■ **Given request**
All of the data needs to be repeated exactly.

■ **Record extracts**
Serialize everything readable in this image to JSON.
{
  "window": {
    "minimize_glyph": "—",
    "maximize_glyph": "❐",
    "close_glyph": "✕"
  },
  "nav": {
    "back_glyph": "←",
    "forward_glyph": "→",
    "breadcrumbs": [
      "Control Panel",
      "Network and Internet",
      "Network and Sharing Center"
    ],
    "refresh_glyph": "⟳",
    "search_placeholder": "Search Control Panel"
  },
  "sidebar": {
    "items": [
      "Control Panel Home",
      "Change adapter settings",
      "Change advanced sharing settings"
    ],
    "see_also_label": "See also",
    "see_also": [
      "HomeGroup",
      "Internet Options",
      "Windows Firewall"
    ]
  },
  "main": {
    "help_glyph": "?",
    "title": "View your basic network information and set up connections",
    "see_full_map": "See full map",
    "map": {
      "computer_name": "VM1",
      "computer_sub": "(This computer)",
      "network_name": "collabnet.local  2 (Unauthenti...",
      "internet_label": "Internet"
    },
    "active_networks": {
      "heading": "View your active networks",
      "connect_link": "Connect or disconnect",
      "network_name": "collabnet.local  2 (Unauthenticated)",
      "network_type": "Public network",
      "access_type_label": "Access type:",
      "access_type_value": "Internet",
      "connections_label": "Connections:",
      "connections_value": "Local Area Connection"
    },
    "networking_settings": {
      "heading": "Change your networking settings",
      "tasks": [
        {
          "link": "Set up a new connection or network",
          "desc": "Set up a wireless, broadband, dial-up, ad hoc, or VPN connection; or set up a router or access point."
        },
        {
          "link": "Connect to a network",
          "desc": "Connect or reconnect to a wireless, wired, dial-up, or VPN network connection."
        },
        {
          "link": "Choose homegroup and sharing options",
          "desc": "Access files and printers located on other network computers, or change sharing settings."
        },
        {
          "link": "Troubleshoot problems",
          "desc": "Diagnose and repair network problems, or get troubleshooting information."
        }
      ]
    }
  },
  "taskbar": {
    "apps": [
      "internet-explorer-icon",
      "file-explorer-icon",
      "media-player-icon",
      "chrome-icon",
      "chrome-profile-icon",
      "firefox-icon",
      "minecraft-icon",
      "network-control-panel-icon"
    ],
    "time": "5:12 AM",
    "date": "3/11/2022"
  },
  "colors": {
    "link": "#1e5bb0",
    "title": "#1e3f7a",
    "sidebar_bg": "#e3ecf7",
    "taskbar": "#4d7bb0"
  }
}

■ **Exercise response**
Serialize everything readable in this image to JSON.
{
  "window": {
    "minimize_glyph": "—",
    "maximize_glyph": "❐",
    "close_glyph": "✕"
  },
  "nav": {
    "back_glyph": "←",
    "forward_glyph": "→",
    "breadcrumbs": [
      "Control Panel",
      "Network and Internet",
      "Network and Sharing Center"
    ],
    "refresh_glyph": "⟳",
    "search_placeholder": "Search Control Panel"
  },
  "sidebar": {
    "items": [
      "Control Panel Home",
      "Change adapter settings",
      "Change advanced sharing settings"
    ],
    "see_also_label": "See also",
    "see_also": [
      "HomeGroup",
      "Internet Options",
      "Windows Firewall"
    ]
  },
  "main": {
    "help_glyph": "?",
    "title": "View your basic network information and set up connections",
    "see_full_map": "See full map",
    "map": {
      "computer_name": "VM1",
      "computer_sub": "(This computer)",
      "network_name": "collabnet.local  2 (Unauthenti...",
      "internet_label": "Internet"
    },
    "active_networks": {
      "heading": "View your active networks",
      "connect_link": "Connect or disconnect",
      "network_name": "collabnet.local  2 (Unauthenticated)",
      "network_type": "Public network",
      "access_type_label": "Access type:",
      "access_type_value": "Internet",
      "connections_label": "Connections:",
      "connections_value": "Local Area Connection"
    },
    "networking_settings": {
      "heading": "Change your networking settings",
      "tasks": [
        {
          "link": "Set up a new connection or network",
          "desc": "Set up a wireless, broadband, dial-up, ad hoc, or VPN connection; or set up a router or access point."
        },
        {
          "link": "Connect to a network",
          "desc": "Connect or reconnect to a wireless, wired, dial-up, or VPN network connection."
        },
        {
          "link": "Choose homegroup and sharing options",
          "desc": "Access files and printers located on other network computers, or change sharing settings."
        },
        {
          "link": "Troubleshoot problems",
          "desc": "Diagnose and repair network problems, or get troubleshooting information."
        }
      ]
    }
  },
  "taskbar": {
    "apps": [
      "internet-explorer-icon",
      "file-explorer-icon",
      "media-player-icon",
      "chrome-icon",
      "chrome-profile-icon",
      "firefox-icon",
      "minecraft-icon",
      "network-control-panel-icon"
    ],
    "time": "5:12 AM",
    "date": "3/11/2022"
  },
  "colors": {
    "link": "#1e5bb0",
    "title": "#1e3f7a",
    "sidebar_bg": "#e3ecf7",
    "taskbar": "#4d7bb0"
  }
}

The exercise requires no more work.